[Work to complete]: Output each entry verbatim and exclude every picture from it.

──────────

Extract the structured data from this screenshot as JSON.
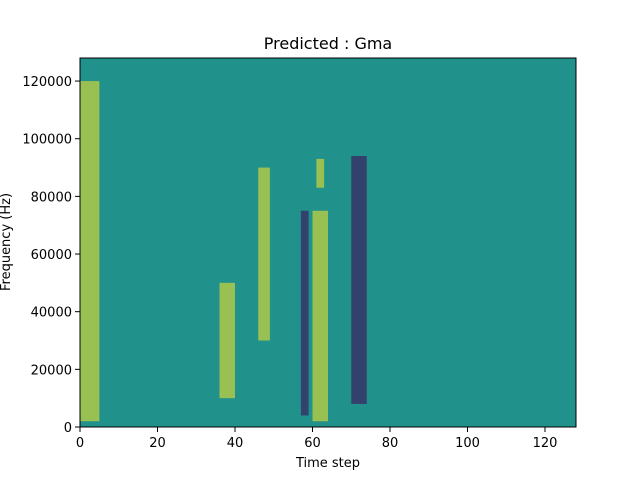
{
  "chart_data": {
    "type": "heatmap",
    "title": "Predicted : Gma",
    "xlabel": "Time step",
    "ylabel": "Frequency (Hz)",
    "xlim": [
      0,
      128
    ],
    "ylim": [
      0,
      128000
    ],
    "x_ticks": [
      0,
      20,
      40,
      60,
      80,
      100,
      120
    ],
    "y_ticks": [
      0,
      20000,
      40000,
      60000,
      80000,
      100000,
      120000
    ],
    "grid": false,
    "colors": {
      "background": "#21918c",
      "high": "#fde725",
      "low": "#440154"
    },
    "bands": [
      {
        "label": "high",
        "x0": 60,
        "x1": 64,
        "y0": 2000,
        "y1": 75000
      },
      {
        "label": "high",
        "x0": 61,
        "x1": 63,
        "y0": 83000,
        "y1": 93000
      },
      {
        "label": "low",
        "x0": 70,
        "x1": 74,
        "y0": 8000,
        "y1": 94000
      },
      {
        "label": "low",
        "x0": 57,
        "x1": 59,
        "y0": 4000,
        "y1": 75000
      },
      {
        "label": "high",
        "x0": 0,
        "x1": 5,
        "y0": 2000,
        "y1": 120000
      },
      {
        "label": "high",
        "x0": 36,
        "x1": 40,
        "y0": 10000,
        "y1": 50000
      },
      {
        "label": "high",
        "x0": 46,
        "x1": 49,
        "y0": 30000,
        "y1": 90000
      }
    ]
  },
  "axis": {
    "x_tick_labels": [
      "0",
      "20",
      "40",
      "60",
      "80",
      "100",
      "120"
    ],
    "y_tick_labels": [
      "0",
      "20000",
      "40000",
      "60000",
      "80000",
      "100000",
      "120000"
    ]
  }
}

──────────

[Solution to this task]:
Extract the structured data from this screenshot as JSON.
{
  "chart_data": {
    "type": "heatmap",
    "title": "Predicted : Gma",
    "xlabel": "Time step",
    "ylabel": "Frequency (Hz)",
    "xlim": [
      0,
      128
    ],
    "ylim": [
      0,
      128000
    ],
    "x_ticks": [
      0,
      20,
      40,
      60,
      80,
      100,
      120
    ],
    "y_ticks": [
      0,
      20000,
      40000,
      60000,
      80000,
      100000,
      120000
    ],
    "grid": false,
    "colors": {
      "background": "#21918c",
      "high": "#fde725",
      "low": "#440154"
    },
    "bands": [
      {
        "label": "high",
        "x0": 60,
        "x1": 64,
        "y0": 2000,
        "y1": 75000
      },
      {
        "label": "high",
        "x0": 61,
        "x1": 63,
        "y0": 83000,
        "y1": 93000
      },
      {
        "label": "low",
        "x0": 70,
        "x1": 74,
        "y0": 8000,
        "y1": 94000
      },
      {
        "label": "low",
        "x0": 57,
        "x1": 59,
        "y0": 4000,
        "y1": 75000
      },
      {
        "label": "high",
        "x0": 0,
        "x1": 5,
        "y0": 2000,
        "y1": 120000
      },
      {
        "label": "high",
        "x0": 36,
        "x1": 40,
        "y0": 10000,
        "y1": 50000
      },
      {
        "label": "high",
        "x0": 46,
        "x1": 49,
        "y0": 30000,
        "y1": 90000
      }
    ]
  },
  "axis": {
    "x_tick_labels": [
      "0",
      "20",
      "40",
      "60",
      "80",
      "100",
      "120"
    ],
    "y_tick_labels": [
      "0",
      "20000",
      "40000",
      "60000",
      "80000",
      "100000",
      "120000"
    ]
  }
}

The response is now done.